Records from a data source
____
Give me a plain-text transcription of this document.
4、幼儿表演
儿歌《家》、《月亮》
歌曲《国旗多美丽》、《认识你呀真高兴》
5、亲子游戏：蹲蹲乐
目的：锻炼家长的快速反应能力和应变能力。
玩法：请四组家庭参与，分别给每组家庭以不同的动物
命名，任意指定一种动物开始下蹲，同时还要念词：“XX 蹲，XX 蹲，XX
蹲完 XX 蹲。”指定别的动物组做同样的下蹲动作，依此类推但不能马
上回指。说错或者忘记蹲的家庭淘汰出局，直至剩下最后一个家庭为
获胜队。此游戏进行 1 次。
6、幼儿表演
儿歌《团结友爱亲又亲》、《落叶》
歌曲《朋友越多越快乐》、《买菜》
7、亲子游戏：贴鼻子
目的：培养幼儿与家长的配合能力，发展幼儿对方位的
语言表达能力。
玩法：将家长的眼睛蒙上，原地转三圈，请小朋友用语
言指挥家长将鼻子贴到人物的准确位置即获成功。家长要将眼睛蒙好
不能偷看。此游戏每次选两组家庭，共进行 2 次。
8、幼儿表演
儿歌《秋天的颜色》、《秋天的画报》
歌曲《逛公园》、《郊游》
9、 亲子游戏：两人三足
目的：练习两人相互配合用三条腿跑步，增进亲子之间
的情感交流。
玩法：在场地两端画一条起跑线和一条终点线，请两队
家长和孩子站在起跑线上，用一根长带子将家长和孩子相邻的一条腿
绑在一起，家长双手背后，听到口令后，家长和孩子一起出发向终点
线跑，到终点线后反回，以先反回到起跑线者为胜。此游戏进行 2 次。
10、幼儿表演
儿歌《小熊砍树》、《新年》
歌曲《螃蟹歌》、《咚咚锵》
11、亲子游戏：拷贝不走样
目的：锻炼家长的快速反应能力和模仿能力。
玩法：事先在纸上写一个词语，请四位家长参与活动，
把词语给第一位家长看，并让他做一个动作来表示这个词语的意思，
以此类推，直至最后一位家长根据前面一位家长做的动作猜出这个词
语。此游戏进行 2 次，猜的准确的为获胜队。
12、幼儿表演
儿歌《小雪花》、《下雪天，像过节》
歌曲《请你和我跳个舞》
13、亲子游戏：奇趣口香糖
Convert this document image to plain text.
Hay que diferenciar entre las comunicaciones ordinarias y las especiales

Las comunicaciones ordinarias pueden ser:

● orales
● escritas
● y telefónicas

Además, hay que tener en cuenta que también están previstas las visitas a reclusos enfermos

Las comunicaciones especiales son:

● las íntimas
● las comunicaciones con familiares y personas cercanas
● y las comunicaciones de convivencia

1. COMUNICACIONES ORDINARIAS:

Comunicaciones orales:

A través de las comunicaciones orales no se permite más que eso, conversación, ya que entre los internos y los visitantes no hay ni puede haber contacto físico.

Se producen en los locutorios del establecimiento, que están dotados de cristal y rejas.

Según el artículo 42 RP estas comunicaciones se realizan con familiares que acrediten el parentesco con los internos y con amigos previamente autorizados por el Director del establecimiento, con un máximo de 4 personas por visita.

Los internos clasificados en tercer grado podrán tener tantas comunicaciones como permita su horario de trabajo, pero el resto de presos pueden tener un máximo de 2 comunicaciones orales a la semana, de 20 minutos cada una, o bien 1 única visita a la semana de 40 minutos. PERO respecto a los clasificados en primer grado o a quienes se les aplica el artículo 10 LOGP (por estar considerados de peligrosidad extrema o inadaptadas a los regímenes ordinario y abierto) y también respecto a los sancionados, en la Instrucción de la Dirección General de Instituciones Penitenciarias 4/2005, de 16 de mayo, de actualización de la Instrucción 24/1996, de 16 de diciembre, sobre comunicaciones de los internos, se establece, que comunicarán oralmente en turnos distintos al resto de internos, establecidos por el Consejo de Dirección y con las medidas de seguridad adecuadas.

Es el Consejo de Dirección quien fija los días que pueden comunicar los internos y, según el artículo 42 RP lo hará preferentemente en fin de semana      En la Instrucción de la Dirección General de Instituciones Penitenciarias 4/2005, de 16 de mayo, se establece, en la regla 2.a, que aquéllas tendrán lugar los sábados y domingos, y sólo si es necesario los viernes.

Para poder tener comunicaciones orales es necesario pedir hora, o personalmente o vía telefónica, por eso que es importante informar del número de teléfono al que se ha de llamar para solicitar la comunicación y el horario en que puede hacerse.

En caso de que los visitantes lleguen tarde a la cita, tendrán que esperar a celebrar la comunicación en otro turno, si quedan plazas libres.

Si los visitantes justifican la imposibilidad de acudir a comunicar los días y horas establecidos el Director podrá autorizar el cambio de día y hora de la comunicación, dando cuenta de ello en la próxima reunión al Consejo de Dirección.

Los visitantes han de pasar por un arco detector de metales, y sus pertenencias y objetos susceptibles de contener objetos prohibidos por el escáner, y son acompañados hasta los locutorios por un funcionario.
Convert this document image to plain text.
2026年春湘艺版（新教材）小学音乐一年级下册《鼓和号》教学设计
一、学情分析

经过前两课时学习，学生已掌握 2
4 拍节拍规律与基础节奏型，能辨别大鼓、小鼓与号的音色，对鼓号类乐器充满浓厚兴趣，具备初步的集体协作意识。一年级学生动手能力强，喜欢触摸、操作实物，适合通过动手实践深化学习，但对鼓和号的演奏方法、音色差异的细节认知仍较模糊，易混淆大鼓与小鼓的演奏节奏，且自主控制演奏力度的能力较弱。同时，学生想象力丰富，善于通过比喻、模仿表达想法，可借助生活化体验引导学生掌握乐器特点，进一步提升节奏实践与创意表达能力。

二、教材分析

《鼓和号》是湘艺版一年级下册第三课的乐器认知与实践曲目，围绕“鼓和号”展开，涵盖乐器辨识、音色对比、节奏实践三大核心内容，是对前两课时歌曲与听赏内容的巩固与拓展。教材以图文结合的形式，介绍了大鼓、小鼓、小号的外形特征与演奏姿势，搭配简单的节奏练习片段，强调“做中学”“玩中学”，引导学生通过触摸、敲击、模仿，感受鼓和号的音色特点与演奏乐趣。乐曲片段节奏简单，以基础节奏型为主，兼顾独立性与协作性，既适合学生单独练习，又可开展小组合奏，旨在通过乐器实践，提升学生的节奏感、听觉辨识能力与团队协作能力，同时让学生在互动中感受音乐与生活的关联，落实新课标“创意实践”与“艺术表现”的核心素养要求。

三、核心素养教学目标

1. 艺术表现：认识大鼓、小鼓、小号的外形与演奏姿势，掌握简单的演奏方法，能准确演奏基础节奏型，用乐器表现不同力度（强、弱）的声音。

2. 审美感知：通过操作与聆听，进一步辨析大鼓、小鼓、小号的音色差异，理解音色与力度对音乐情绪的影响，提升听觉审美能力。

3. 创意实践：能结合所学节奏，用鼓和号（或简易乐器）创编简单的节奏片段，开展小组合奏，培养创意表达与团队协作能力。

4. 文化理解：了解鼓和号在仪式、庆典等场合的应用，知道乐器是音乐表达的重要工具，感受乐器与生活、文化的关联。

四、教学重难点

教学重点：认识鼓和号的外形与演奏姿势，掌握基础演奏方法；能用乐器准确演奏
____
== WHAT TO PRODUCE ==
What is the number of lines in these records that contain "创意实践"? Reply with the number only.

== RESULT FOR THIS EXERCISE ==
2